(Text for analysis)

=== Couple relationships ===
Cancer may affect romantic relationships in both positive and negative ways. For many, going through this difficult time can result in greater emotional closeness, re-evaluation of priorities and deeper appreciation of their relationship. However, cancer can also lead to difficulties with sexual intimacy, fertility concerns and changes in relationship roles and expectations.

== Biological ==

=== Stress pathways to disease ===
Knowledge from other fields of health psychology, prominently including psychosocial contributors to cardiovascular disease risk and outcomes, led to the exploration of the influence of psychological factors on biological processes associated with cancer. As knowledge of biological processes related to cancer development and progression advance so too does that knowledge of the association between biological processes, namely inflammation and psychological processes. Research has revealed bio-behavioral pathways to disease which indicates that importance of treatment of psychological concerns that emerge as a result of a cancer diagnosis in efforts to reduce the likelihood of cancer progression. Additionally, knowledge continues to advance related to treatment refractory symptoms of cancer including pain and fatigue that may be biobehaviorally driven which has advanced novel treatment approaches.

== Psychosocial treatment models ==

=== Adaptations of CBT, ACT, other effective interventions ===
Multiple evidence-based treatments for mood and anxiety disorders in the general population have been adapted to deal with stressors directly related to cancer. Common maladaptive cognitions that are associated with cancer include misinterpreting pain or other physical sensations as cancer progression, or struggling to adapt to the uncertainty of treatment and life after treatment. Cognitive behavioral therapy and related psychotherapies are particularly well suited to manage these cognitive concerns that emerge throughout the cancer process and serve to interfere with individuals' quality of life. CBT and adjacent therapies have also been used to support management of chronic pain and fatigue that patients treatment with chemotherapy often experience, helping to improve both their interpretations of the symptoms but also help manage their lives behaviorally in the context of functional impairment. In this context, the influence of improved self-regulation on survival in people with breast cancer and colon cancer was also investigated.
(End Text for analysis)
(Source data)
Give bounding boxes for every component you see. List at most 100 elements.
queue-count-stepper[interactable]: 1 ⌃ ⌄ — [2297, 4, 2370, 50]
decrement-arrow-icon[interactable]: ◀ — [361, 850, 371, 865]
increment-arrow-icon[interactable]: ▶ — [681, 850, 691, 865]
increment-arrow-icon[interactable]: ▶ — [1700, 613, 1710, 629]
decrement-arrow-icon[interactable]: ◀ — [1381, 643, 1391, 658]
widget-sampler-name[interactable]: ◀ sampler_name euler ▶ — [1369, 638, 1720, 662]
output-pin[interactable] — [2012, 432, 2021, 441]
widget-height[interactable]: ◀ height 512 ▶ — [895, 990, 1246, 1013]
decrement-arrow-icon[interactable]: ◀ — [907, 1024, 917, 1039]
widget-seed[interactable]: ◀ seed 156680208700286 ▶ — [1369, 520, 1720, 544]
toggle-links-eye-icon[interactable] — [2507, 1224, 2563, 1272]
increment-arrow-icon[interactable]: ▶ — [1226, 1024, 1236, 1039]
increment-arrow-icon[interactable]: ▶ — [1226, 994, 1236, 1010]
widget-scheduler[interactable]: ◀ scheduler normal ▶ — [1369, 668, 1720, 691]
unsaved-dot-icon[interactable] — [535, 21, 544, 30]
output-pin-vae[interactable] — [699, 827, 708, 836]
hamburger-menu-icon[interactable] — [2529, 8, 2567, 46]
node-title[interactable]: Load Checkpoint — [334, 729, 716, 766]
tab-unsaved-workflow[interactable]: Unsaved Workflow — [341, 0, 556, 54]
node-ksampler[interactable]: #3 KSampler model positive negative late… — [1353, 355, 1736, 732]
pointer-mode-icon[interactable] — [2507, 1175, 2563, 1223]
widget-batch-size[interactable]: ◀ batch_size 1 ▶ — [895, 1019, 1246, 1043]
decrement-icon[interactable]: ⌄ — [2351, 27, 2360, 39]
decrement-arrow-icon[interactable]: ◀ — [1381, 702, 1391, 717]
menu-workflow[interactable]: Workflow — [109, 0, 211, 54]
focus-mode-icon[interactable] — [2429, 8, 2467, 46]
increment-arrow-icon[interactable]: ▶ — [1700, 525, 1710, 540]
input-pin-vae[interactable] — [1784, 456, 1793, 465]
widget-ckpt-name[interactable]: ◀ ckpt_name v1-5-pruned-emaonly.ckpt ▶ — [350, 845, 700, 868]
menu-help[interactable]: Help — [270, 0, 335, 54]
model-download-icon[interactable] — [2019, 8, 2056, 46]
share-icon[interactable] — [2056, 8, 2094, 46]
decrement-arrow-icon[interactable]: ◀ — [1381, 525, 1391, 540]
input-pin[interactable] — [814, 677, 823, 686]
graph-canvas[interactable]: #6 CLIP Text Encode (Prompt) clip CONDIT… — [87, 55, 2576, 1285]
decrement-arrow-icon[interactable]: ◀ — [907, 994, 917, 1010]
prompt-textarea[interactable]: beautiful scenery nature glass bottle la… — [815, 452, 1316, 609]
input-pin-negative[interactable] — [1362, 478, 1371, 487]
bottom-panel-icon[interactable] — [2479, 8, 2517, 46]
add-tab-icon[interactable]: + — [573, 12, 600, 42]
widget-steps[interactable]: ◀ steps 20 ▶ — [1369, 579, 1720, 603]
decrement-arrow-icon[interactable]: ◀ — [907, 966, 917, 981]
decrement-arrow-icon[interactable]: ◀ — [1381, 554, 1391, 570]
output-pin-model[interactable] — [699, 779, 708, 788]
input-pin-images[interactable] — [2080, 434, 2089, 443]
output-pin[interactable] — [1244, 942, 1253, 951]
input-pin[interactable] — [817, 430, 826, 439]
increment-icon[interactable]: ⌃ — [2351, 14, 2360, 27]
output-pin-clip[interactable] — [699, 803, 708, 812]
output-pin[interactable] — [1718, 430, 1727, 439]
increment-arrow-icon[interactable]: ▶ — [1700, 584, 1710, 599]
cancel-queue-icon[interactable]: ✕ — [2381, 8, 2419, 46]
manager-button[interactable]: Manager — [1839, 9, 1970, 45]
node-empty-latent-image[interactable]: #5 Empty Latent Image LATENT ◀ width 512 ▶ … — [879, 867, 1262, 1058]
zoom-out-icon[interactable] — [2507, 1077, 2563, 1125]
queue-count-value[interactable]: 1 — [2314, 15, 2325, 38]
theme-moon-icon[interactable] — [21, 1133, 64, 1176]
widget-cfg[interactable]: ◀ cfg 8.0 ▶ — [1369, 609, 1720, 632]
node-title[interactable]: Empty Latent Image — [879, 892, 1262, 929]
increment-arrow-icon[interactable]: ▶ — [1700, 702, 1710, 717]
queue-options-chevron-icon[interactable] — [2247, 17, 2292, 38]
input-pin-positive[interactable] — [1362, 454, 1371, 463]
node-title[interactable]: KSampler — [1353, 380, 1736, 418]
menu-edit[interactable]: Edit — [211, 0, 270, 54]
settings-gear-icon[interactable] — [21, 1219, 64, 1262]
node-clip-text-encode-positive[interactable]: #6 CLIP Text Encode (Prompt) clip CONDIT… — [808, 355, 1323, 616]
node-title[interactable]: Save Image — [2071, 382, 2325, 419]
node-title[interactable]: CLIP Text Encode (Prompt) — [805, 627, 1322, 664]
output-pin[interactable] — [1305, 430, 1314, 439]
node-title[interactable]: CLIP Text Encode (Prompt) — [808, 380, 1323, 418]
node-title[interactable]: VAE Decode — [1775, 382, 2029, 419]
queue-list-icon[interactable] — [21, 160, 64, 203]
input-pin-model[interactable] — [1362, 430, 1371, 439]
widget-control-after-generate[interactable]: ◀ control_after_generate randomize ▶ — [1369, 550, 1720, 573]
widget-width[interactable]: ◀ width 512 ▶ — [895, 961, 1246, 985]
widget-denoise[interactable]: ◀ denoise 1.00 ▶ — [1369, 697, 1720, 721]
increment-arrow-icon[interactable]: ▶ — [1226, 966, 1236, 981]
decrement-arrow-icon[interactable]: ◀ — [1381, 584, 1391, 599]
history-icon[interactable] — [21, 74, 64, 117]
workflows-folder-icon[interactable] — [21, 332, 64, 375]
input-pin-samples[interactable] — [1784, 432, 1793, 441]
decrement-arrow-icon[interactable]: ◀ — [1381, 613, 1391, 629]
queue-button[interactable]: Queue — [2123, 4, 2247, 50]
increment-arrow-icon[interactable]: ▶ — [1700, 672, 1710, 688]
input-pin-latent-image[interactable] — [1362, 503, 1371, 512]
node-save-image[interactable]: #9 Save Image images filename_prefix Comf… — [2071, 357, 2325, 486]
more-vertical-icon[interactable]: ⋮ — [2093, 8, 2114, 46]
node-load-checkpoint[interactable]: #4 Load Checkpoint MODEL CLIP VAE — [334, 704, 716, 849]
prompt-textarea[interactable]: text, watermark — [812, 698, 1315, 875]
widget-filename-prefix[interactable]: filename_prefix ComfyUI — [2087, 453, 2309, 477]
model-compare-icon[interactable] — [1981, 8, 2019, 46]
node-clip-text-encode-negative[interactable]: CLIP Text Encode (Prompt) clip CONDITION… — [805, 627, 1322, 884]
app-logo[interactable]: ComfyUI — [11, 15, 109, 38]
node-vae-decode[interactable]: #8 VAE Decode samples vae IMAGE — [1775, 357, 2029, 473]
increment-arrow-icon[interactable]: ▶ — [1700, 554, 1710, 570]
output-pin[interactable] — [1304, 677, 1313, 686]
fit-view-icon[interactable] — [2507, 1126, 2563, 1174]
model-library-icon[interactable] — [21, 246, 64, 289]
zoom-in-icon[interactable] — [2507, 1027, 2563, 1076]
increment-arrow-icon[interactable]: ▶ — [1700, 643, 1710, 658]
(End Source data)
Problems and tasks:
• 1. List every section heading in the text on the psychology of cancer, in the order they appear.
• 2. Proceed with the text on the psychology of cancer, picking up right after its last sentence.
The records are separate material and have no connection to the text on the psychology of cancer.

Per-task outputs:
• 1.
Couple relationships
Biological
Stress pathways to disease
Psychosocial treatment models
Adaptations of CBT, ACT, other effective interventions

• 2.
=== Mindfulness ===
Mindfulness is a burgeoning area of interest as a common element across multiple modalities in mental health treatment, having shown effectiveness in ameliorating depressive symptoms and anxiety. Mindfulness-based stress reduction specifically intended to help patients with cancer has been proven effective for decreasing levels of cancer-related distress. More recently, digitally delivered psychotherapy is being investigated as a low cost, highly accessible treatment method.

=== Routine distress screening ===
With awareness of the prevalence of psychological distress that accompanies a cancer diagnosis and increased efforts to integrate evidence-based psychosocial treatments into overall oncologic care, screening for adjustment to diagnosis and treatment became more widespread. Routine distress screening throughout the cancer process (e.g., diagnosis, treatment, survivorship) is crucial to identifying individuals who are already struggling with symptoms of depression or anxiety or for identifying those at risk for psychological issues related to cancer. Historically, communication about psychological adjustment was lacking between patients and providers regarding topics related to adjustment to diagnosis, living with cancer, living cancer-free in survivorship, or transitioning to end of life care. The stigmatized nature of psychological concerns made it difficult to identify those patients who could benefit from early intervention to prevent or attenuate symptoms of depression or anxiety that may emerge.